## Instructions for the task
Your task is to copy each line that has the word "with".

## Input records

•••

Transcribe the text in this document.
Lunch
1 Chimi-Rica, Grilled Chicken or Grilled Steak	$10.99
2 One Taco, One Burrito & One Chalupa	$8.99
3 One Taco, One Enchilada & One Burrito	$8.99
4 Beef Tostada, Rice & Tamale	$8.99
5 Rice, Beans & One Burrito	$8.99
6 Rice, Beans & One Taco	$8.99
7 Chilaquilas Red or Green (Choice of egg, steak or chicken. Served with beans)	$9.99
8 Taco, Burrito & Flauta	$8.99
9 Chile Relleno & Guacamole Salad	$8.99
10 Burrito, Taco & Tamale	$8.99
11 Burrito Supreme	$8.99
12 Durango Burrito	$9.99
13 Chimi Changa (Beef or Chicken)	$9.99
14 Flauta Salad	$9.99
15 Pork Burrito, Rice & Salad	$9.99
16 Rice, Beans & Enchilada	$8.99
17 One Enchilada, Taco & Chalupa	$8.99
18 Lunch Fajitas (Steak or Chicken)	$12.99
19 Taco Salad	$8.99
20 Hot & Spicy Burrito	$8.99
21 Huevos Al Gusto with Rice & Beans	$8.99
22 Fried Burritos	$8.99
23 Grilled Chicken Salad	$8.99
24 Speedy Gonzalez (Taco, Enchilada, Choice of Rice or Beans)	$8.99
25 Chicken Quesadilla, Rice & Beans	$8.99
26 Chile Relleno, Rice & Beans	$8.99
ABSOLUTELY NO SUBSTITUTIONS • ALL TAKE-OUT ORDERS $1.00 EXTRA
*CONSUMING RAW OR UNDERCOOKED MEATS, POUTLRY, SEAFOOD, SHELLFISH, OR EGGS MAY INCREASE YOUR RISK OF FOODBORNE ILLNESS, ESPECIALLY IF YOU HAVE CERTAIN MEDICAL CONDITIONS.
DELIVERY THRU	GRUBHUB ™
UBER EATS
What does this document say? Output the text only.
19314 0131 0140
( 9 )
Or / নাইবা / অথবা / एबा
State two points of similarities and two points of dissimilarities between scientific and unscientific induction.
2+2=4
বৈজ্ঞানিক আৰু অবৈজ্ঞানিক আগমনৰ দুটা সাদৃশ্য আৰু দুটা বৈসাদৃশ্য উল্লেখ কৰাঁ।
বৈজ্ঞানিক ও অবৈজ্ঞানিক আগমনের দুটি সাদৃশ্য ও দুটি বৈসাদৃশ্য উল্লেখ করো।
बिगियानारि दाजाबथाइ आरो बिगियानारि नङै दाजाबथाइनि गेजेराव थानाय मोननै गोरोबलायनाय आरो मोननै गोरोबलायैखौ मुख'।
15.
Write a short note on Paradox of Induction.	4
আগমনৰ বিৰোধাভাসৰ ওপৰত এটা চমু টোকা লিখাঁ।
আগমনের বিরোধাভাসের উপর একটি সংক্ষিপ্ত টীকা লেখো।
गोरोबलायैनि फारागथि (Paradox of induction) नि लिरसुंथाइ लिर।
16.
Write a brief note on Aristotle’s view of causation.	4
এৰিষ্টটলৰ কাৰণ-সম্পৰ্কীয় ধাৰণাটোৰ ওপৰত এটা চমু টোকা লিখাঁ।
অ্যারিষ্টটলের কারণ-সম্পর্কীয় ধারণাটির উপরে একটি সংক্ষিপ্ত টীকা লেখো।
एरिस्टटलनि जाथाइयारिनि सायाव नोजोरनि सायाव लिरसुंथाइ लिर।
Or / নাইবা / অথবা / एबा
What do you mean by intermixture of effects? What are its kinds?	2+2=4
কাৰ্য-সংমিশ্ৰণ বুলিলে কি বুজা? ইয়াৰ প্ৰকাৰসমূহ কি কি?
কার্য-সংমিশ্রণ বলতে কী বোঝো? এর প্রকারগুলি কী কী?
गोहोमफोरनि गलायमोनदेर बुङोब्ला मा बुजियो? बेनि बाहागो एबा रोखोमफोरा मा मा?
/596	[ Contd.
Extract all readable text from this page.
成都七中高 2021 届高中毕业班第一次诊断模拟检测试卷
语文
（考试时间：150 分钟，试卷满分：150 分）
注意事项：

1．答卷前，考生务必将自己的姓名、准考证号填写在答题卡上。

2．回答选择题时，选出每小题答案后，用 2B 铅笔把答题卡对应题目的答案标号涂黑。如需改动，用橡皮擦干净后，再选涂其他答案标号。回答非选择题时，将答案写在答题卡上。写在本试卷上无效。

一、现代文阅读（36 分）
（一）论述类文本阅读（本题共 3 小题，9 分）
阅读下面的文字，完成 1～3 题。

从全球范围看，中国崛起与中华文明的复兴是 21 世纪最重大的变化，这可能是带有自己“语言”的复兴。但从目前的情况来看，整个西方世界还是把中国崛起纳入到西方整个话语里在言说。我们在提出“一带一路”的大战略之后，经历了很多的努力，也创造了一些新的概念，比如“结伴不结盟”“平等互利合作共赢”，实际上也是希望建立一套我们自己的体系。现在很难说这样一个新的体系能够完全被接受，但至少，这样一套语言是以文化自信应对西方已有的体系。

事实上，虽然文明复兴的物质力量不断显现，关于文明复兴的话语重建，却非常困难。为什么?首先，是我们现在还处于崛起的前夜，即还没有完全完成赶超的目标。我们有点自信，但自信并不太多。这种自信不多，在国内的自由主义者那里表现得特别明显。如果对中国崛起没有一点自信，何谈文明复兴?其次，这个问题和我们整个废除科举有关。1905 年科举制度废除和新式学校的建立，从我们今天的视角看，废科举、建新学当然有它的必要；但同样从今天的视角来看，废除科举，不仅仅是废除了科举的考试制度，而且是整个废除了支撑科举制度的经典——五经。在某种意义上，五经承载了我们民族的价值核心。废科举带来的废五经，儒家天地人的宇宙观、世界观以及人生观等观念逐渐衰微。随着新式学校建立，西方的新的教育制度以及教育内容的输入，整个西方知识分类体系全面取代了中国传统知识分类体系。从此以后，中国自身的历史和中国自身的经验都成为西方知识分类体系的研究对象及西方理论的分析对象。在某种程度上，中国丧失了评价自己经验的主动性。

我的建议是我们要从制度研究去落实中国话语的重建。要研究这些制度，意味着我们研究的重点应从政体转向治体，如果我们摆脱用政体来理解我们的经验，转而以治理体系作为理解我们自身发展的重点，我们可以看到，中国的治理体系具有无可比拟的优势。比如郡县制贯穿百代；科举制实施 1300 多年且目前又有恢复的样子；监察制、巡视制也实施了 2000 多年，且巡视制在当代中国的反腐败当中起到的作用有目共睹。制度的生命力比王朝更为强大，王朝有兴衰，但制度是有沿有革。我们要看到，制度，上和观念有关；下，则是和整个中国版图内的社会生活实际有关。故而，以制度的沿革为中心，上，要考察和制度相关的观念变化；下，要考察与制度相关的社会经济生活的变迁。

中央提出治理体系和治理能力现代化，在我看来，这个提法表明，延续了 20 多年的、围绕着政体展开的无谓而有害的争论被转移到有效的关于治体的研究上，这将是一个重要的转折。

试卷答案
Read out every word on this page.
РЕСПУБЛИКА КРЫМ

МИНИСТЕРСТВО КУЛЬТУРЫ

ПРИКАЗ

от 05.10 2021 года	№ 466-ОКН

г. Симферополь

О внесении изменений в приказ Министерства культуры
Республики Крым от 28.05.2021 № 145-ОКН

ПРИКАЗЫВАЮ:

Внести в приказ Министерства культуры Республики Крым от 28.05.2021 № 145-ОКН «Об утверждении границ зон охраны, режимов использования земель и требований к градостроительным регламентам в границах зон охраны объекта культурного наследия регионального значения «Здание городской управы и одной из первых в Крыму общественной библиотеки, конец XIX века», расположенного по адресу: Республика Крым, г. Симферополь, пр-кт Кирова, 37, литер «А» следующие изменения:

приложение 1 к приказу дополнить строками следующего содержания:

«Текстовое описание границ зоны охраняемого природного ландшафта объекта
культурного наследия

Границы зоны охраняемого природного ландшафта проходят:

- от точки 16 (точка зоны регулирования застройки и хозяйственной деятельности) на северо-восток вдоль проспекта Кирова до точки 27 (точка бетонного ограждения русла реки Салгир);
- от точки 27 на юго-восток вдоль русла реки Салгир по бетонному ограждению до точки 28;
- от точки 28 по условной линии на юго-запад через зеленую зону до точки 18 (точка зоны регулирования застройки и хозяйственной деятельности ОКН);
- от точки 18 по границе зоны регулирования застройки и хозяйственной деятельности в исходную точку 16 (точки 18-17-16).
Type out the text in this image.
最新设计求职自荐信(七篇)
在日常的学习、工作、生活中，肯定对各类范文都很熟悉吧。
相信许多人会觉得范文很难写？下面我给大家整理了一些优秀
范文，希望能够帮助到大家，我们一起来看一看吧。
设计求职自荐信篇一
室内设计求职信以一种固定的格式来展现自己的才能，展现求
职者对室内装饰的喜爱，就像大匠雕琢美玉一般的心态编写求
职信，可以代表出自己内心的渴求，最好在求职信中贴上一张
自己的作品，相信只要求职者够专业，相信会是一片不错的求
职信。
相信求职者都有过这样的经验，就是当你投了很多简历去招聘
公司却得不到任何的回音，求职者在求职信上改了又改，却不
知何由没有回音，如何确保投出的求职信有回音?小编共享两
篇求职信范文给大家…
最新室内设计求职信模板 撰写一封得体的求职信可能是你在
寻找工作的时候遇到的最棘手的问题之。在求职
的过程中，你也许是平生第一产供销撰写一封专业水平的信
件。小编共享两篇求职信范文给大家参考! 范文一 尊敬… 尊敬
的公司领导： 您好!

•••

## Response below
7 Chilaquilas Red or Green (Choice of egg, steak or chicken. Served with beans)	$9.99
21 Huevos Al Gusto with Rice & Beans	$8.99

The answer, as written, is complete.